Materials provided:
────────
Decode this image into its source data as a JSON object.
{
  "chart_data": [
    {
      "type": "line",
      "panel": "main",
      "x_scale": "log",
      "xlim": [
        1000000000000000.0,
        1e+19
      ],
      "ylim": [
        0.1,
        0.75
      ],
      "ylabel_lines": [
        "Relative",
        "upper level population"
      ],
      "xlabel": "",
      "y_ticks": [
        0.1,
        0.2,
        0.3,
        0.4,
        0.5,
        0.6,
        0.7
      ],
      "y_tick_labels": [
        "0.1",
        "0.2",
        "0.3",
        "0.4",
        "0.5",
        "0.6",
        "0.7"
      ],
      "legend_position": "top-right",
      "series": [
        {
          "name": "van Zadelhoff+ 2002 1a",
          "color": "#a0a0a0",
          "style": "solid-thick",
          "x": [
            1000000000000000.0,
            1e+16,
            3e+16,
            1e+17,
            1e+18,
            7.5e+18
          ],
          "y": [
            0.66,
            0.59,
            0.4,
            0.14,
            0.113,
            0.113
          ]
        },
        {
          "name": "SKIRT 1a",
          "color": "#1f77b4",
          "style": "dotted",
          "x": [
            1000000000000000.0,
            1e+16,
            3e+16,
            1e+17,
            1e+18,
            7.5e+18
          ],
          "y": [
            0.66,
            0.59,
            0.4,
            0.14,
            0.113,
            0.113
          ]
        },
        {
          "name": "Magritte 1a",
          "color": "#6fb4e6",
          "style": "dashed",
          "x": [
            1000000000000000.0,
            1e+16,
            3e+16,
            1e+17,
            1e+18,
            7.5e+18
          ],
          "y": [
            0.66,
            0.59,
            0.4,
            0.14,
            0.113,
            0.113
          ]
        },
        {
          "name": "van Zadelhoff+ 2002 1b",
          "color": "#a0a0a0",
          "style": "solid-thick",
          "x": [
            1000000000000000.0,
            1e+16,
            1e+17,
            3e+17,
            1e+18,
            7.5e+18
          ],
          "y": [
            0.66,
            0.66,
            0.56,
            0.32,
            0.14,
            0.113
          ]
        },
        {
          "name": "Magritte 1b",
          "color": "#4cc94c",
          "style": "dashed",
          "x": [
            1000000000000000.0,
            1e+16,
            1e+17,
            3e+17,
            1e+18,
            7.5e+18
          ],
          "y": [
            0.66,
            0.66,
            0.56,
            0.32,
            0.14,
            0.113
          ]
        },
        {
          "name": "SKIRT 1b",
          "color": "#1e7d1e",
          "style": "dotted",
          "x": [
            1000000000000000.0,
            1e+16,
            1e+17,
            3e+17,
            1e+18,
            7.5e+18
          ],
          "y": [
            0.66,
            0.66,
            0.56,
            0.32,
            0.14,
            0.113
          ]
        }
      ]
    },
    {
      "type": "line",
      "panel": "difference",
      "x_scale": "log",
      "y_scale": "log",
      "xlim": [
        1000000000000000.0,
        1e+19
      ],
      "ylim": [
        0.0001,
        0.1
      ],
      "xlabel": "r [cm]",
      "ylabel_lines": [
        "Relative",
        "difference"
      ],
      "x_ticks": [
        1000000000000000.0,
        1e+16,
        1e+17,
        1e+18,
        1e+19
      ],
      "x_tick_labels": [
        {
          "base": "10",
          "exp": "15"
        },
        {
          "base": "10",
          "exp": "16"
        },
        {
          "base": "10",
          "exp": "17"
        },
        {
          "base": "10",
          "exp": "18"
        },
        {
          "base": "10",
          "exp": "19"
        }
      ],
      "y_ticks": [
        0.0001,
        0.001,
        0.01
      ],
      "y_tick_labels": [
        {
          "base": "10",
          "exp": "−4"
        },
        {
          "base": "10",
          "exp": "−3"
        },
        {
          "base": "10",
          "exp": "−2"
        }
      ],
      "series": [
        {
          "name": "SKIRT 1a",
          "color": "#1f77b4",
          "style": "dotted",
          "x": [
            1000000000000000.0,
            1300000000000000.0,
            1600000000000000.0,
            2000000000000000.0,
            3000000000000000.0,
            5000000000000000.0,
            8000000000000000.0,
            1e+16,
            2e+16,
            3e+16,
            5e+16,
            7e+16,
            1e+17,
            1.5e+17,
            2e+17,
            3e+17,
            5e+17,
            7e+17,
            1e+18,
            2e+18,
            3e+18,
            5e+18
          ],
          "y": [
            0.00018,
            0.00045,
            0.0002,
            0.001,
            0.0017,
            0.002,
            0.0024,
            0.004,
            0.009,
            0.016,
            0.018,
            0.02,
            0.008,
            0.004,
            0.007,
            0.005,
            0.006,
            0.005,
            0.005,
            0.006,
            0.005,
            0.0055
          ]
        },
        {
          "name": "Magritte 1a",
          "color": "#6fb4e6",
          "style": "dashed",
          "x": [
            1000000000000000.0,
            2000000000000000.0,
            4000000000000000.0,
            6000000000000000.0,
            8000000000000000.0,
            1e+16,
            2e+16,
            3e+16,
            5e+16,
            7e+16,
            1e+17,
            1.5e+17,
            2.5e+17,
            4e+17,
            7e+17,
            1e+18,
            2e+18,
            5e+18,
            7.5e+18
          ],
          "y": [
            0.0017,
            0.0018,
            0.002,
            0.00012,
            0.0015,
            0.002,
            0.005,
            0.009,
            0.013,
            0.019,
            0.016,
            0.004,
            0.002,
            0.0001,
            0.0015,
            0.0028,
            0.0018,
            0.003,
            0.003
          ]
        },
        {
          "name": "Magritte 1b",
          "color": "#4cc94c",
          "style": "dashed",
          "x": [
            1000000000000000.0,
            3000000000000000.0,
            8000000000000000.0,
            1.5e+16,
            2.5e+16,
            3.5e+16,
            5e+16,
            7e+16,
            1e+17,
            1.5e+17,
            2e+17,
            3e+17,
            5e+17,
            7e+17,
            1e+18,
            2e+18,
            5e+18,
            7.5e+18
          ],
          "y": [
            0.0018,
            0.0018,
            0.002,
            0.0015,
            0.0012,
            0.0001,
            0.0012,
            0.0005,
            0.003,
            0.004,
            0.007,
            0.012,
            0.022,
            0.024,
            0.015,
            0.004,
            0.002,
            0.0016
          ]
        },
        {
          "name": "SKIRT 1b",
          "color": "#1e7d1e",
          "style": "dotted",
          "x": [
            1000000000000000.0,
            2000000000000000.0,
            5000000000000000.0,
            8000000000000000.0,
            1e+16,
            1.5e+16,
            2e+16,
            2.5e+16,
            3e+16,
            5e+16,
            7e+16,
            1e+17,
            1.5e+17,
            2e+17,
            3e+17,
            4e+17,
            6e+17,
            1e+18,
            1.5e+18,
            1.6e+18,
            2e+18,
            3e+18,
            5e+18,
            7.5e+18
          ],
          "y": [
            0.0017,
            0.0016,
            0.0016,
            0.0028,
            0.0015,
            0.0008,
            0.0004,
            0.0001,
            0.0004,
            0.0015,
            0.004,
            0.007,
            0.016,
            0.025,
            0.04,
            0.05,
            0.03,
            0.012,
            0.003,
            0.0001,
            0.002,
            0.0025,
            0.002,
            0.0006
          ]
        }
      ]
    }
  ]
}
────────
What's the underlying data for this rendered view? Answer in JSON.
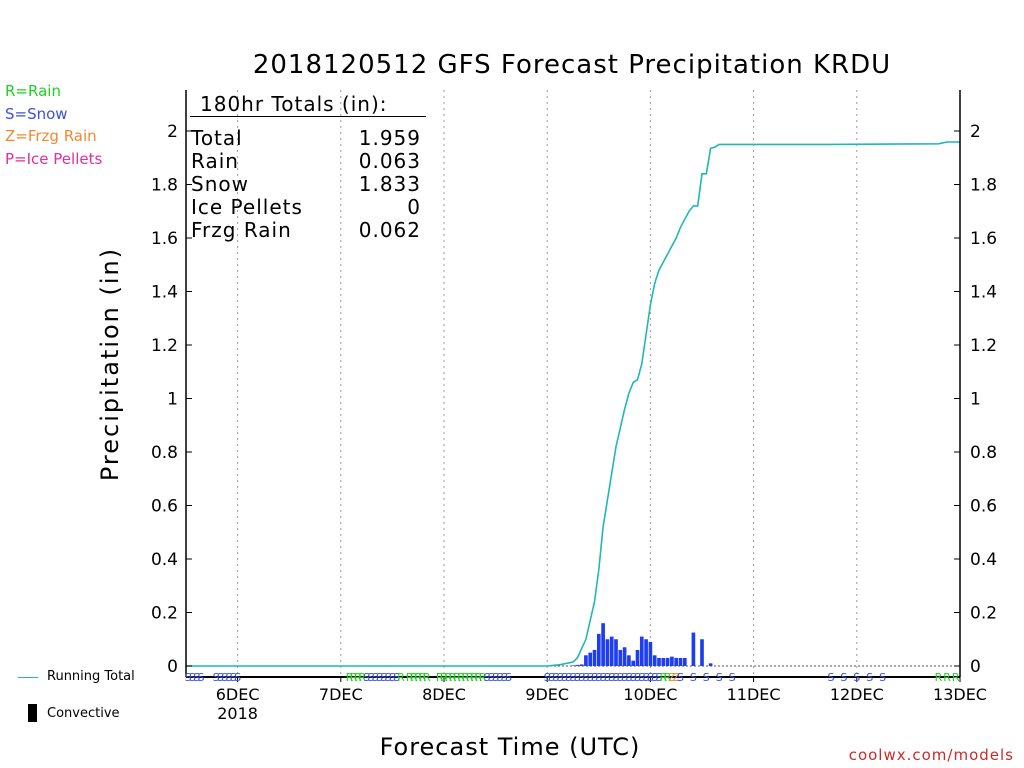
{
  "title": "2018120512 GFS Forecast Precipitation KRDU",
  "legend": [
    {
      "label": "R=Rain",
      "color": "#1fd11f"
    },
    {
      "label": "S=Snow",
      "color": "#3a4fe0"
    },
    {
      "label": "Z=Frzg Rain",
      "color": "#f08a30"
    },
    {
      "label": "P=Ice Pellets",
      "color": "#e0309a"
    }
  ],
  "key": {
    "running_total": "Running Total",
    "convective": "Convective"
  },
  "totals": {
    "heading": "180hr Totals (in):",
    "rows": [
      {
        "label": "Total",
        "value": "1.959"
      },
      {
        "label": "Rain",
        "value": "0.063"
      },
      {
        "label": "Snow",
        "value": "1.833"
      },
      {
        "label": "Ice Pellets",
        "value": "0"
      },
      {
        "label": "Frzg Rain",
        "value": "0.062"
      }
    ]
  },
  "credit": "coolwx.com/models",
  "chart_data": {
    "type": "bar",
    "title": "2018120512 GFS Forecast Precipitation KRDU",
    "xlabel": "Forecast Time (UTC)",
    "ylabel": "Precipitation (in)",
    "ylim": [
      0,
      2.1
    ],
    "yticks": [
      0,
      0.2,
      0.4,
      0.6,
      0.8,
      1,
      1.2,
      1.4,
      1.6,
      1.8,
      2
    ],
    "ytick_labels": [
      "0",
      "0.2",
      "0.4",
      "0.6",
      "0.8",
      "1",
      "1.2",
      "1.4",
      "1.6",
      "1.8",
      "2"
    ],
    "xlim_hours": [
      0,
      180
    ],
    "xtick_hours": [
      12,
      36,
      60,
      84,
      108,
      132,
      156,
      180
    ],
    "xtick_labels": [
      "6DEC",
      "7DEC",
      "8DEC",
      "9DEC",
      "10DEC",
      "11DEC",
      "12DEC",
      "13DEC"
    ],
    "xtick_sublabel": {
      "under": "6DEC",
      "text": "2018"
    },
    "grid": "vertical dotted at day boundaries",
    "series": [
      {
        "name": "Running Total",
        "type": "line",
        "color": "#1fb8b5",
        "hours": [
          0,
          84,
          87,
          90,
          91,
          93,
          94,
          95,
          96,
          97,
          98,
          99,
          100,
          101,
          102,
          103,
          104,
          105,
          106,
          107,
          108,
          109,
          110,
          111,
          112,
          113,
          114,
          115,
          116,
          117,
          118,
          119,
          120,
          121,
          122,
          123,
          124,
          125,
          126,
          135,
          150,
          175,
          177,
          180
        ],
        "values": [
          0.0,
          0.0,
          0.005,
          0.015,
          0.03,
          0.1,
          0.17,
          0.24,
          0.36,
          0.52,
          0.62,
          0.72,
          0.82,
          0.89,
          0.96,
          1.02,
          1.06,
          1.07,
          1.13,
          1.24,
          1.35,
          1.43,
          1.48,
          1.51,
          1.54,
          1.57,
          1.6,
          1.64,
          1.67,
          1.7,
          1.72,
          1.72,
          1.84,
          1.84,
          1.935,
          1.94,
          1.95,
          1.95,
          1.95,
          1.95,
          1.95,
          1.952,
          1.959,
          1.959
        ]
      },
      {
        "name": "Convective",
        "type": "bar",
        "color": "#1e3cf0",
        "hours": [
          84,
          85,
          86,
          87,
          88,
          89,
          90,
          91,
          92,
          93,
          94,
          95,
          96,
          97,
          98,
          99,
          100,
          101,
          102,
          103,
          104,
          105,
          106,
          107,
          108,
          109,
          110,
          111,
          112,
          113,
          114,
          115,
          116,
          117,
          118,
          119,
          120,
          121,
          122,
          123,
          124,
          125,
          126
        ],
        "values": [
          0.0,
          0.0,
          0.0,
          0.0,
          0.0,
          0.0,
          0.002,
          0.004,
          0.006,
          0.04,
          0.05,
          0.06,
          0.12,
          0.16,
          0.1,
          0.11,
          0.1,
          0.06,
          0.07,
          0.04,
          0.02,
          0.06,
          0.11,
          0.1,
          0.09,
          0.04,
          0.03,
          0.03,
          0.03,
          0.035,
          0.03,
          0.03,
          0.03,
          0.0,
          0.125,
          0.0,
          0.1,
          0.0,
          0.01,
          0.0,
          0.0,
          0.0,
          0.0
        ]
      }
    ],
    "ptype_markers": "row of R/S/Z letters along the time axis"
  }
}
────────
Find each line holding the string "Zadelhoff" and copy it out.

Task response:
          "name": "van Zadelhoff+ 2002 1a",
          "name": "van Zadelhoff+ 2002 1b",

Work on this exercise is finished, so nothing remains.